Work to complete →
Whatever the records below say, write them all out exactly.

BEGIN Data to process

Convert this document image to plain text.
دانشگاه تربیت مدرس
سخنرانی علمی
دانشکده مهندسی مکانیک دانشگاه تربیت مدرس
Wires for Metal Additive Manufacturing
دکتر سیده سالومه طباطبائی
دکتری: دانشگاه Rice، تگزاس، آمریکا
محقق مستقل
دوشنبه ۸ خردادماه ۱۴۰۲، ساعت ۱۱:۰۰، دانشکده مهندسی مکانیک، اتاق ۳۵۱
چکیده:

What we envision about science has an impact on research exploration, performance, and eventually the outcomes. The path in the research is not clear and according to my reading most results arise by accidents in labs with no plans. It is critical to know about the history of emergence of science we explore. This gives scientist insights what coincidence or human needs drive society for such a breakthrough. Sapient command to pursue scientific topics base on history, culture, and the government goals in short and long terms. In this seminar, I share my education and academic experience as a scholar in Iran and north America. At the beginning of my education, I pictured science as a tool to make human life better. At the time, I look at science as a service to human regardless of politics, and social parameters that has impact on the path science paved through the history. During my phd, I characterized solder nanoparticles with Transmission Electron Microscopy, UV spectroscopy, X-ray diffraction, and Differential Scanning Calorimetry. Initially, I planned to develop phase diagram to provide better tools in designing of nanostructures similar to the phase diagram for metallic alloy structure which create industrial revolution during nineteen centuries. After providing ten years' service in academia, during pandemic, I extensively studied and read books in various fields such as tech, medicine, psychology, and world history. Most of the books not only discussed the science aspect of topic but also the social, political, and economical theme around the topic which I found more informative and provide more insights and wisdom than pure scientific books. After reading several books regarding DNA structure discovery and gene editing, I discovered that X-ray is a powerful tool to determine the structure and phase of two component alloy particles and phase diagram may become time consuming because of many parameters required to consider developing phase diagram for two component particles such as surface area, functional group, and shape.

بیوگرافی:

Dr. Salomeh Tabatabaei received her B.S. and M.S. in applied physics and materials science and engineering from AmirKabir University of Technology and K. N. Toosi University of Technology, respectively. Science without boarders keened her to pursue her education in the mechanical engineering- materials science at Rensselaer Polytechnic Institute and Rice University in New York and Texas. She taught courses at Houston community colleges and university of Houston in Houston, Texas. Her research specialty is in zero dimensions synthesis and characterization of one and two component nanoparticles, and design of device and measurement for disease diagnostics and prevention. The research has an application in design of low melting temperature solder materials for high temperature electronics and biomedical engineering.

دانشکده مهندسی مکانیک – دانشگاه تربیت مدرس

END Data to process

Output →
Convert this document image to plain text.
دانشگاه تربیت مدرس
سخنرانی علمی
دانشکده مهندسی مکانیک دانشگاه تربیت مدرس
Wires for Metal Additive Manufacturing
دکتر سیده سالومه طباطبائی
دکتری: دانشگاه Rice، تگزاس، آمریکا
محقق مستقل
دوشنبه ۸ خردادماه ۱۴۰۲، ساعت ۱۱:۰۰، دانشکده مهندسی مکانیک، اتاق ۳۵۱
چکیده:

What we envision about science has an impact on research exploration, performance, and eventually the outcomes. The path in the research is not clear and according to my reading most results arise by accidents in labs with no plans. It is critical to know about the history of emergence of science we explore. This gives scientist insights what coincidence or human needs drive society for such a breakthrough. Sapient command to pursue scientific topics base on history, culture, and the government goals in short and long terms. In this seminar, I share my education and academic experience as a scholar in Iran and north America. At the beginning of my education, I pictured science as a tool to make human life better. At the time, I look at science as a service to human regardless of politics, and social parameters that has impact on the path science paved through the history. During my phd, I characterized solder nanoparticles with Transmission Electron Microscopy, UV spectroscopy, X-ray diffraction, and Differential Scanning Calorimetry. Initially, I planned to develop phase diagram to provide better tools in designing of nanostructures similar to the phase diagram for metallic alloy structure which create industrial revolution during nineteen centuries. After providing ten years' service in academia, during pandemic, I extensively studied and read books in various fields such as tech, medicine, psychology, and world history. Most of the books not only discussed the science aspect of topic but also the social, political, and economical theme around the topic which I found more informative and provide more insights and wisdom than pure scientific books. After reading several books regarding DNA structure discovery and gene editing, I discovered that X-ray is a powerful tool to determine the structure and phase of two component alloy particles and phase diagram may become time consuming because of many parameters required to consider developing phase diagram for two component particles such as surface area, functional group, and shape.

بیوگرافی:

Dr. Salomeh Tabatabaei received her B.S. and M.S. in applied physics and materials science and engineering from AmirKabir University of Technology and K. N. Toosi University of Technology, respectively. Science without boarders keened her to pursue her education in the mechanical engineering- materials science at Rensselaer Polytechnic Institute and Rice University in New York and Texas. She taught courses at Houston community colleges and university of Houston in Houston, Texas. Her research specialty is in zero dimensions synthesis and characterization of one and two component nanoparticles, and design of device and measurement for disease diagnostics and prevention. The research has an application in design of low melting temperature solder materials for high temperature electronics and biomedical engineering.

دانشکده مهندسی مکانیک – دانشگاه تربیت مدرس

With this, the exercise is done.